* [Exercise] Filter the data below for the string "construction" and copy each matching line.

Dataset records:
══════════
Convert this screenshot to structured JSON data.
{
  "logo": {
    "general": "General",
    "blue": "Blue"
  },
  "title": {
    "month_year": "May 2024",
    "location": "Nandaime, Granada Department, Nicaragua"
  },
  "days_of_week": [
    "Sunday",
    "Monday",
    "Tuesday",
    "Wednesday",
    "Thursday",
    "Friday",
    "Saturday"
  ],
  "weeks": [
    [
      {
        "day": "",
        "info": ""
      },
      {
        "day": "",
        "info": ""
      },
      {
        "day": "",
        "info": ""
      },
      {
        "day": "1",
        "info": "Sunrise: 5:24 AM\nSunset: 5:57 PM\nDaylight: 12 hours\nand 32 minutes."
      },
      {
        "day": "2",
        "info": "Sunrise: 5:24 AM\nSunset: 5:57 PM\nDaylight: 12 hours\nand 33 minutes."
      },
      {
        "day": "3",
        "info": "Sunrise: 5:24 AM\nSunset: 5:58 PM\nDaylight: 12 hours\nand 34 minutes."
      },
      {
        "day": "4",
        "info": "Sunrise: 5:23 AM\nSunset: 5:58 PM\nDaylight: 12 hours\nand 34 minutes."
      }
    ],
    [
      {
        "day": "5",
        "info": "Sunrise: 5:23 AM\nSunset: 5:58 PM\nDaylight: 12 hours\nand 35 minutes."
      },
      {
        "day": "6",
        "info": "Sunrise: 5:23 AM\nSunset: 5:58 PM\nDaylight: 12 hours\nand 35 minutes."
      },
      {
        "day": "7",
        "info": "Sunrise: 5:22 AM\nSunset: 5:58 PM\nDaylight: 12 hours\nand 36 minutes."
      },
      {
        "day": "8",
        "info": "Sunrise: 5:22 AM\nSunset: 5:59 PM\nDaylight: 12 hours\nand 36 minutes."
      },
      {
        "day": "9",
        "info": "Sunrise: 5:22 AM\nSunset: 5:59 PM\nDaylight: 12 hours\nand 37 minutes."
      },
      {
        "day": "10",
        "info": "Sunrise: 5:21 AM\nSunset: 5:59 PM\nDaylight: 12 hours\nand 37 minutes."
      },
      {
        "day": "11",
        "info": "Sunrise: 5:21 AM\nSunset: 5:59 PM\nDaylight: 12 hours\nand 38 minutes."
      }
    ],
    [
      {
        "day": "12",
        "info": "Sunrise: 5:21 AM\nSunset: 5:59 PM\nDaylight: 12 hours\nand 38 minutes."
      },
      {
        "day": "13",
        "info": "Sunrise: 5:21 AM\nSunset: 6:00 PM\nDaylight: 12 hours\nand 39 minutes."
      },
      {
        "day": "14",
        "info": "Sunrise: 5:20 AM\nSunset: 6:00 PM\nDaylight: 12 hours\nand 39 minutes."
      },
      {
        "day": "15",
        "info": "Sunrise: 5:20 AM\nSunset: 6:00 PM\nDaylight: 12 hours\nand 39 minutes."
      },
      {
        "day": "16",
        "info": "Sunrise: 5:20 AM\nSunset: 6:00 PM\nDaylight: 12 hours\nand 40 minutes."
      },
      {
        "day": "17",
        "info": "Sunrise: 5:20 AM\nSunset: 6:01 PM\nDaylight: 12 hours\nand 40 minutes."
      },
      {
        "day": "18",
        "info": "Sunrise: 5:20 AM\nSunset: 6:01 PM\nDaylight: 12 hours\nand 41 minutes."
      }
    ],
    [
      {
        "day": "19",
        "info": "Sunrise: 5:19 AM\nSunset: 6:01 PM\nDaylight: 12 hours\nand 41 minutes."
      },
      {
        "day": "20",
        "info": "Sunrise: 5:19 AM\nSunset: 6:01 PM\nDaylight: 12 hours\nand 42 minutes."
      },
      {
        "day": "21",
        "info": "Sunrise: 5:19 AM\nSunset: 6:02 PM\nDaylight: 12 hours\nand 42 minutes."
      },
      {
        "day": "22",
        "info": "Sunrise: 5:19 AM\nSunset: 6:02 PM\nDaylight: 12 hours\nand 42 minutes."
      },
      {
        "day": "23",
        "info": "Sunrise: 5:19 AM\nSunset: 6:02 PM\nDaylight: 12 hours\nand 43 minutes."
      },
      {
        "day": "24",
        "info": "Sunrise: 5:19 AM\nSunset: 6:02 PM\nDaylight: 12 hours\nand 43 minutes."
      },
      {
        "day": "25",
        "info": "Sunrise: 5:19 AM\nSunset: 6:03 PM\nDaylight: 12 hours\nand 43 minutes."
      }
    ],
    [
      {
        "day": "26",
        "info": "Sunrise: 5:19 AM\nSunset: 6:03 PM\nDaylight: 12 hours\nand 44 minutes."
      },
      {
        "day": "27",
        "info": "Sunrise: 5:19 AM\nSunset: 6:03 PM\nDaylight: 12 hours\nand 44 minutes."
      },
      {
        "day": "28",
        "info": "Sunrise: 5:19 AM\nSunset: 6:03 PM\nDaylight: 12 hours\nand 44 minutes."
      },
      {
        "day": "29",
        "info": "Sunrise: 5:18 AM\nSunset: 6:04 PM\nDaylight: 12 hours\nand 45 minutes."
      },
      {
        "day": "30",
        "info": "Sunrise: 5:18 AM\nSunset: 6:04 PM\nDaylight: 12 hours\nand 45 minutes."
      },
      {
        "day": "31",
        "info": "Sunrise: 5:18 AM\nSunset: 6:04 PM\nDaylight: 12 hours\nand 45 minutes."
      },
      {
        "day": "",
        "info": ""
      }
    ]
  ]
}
══════════
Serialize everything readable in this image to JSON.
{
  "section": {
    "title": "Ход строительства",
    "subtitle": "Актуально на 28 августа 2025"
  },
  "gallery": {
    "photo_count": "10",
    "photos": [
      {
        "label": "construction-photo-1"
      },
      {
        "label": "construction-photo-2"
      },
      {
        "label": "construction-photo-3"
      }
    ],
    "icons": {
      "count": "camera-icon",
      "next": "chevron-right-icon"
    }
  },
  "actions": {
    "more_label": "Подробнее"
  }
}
══════════
* [Solution to the exercise]
        "label": "construction-photo-1"
        "label": "construction-photo-2"
        "label": "construction-photo-3"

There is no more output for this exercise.